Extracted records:
---*---

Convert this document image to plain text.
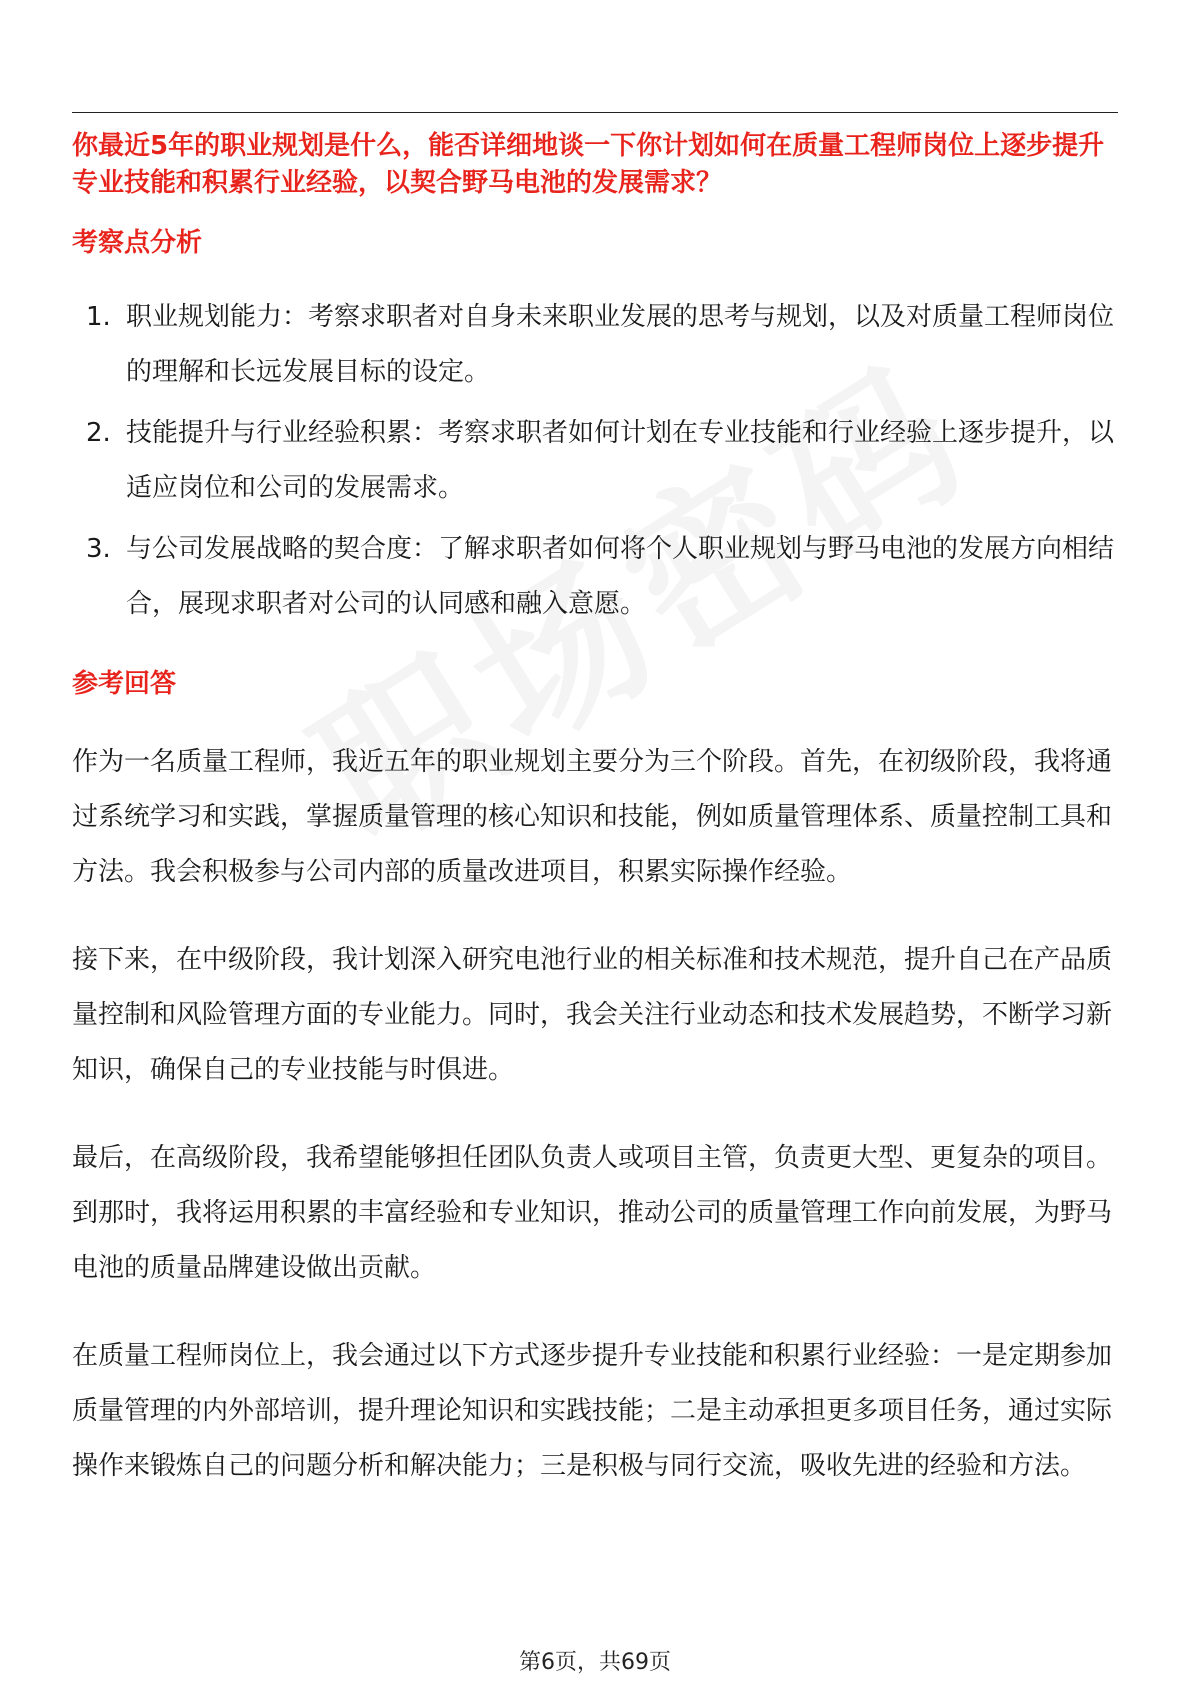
你最近5年的职业规划是什么，能否详细地谈一下你计划如何在质量工程师岗位上逐步提升专业技能和积累行业经验，以契合野马电池的发展需求？

考察点分析
1. 职业规划能力：考察求职者对自身未来职业发展的思考与规划，以及对质量工程师岗位的理解和长远发展目标的设定。
2. 技能提升与行业经验积累：考察求职者如何计划在专业技能和行业经验上逐步提升，以适应岗位和公司的发展需求。
3. 与公司发展战略的契合度：了解求职者如何将个人职业规划与野马电池的发展方向相结合，展现求职者对公司的认同感和融入意愿。
参考回答

作为一名质量工程师，我近五年的职业规划主要分为三个阶段。首先，在初级阶段，我将通过系统学习和实践，掌握质量管理的核心知识和技能，例如质量管理体系、质量控制工具和方法。我会积极参与公司内部的质量改进项目，积累实际操作经验。

接下来，在中级阶段，我计划深入研究电池行业的相关标准和技术规范，提升自己在产品质量控制和风险管理方面的专业能力。同时，我会关注行业动态和技术发展趋势，不断学习新知识，确保自己的专业技能与时俱进。

最后，在高级阶段，我希望能够担任团队负责人或项目主管，负责更大型、更复杂的项目。到那时，我将运用积累的丰富经验和专业知识，推动公司的质量管理工作向前发展，为野马电池的质量品牌建设做出贡献。

在质量工程师岗位上，我会通过以下方式逐步提升专业技能和积累行业经验：一是定期参加质量管理的内外部培训，提升理论知识和实践技能；二是主动承担更多项目任务，通过实际操作来锻炼自己的问题分析和解决能力；三是积极与同行交流，吸收先进的经验和方法。

第6页，共69页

---*---

Required task - Make an exact copy of the data, leaving its pictures out.

Answer to the problem -
Convert this document image to plain text.
你最近5年的职业规划是什么，能否详细地谈一下你计划如何在质量工程师岗位上逐步提升专业技能和积累行业经验，以契合野马电池的发展需求？

考察点分析
1. 职业规划能力：考察求职者对自身未来职业发展的思考与规划，以及对质量工程师岗位的理解和长远发展目标的设定。
2. 技能提升与行业经验积累：考察求职者如何计划在专业技能和行业经验上逐步提升，以适应岗位和公司的发展需求。
3. 与公司发展战略的契合度：了解求职者如何将个人职业规划与野马电池的发展方向相结合，展现求职者对公司的认同感和融入意愿。
参考回答

作为一名质量工程师，我近五年的职业规划主要分为三个阶段。首先，在初级阶段，我将通过系统学习和实践，掌握质量管理的核心知识和技能，例如质量管理体系、质量控制工具和方法。我会积极参与公司内部的质量改进项目，积累实际操作经验。

接下来，在中级阶段，我计划深入研究电池行业的相关标准和技术规范，提升自己在产品质量控制和风险管理方面的专业能力。同时，我会关注行业动态和技术发展趋势，不断学习新知识，确保自己的专业技能与时俱进。

最后，在高级阶段，我希望能够担任团队负责人或项目主管，负责更大型、更复杂的项目。到那时，我将运用积累的丰富经验和专业知识，推动公司的质量管理工作向前发展，为野马电池的质量品牌建设做出贡献。

在质量工程师岗位上，我会通过以下方式逐步提升专业技能和积累行业经验：一是定期参加质量管理的内外部培训，提升理论知识和实践技能；二是主动承担更多项目任务，通过实际操作来锻炼自己的问题分析和解决能力；三是积极与同行交流，吸收先进的经验和方法。

第6页，共69页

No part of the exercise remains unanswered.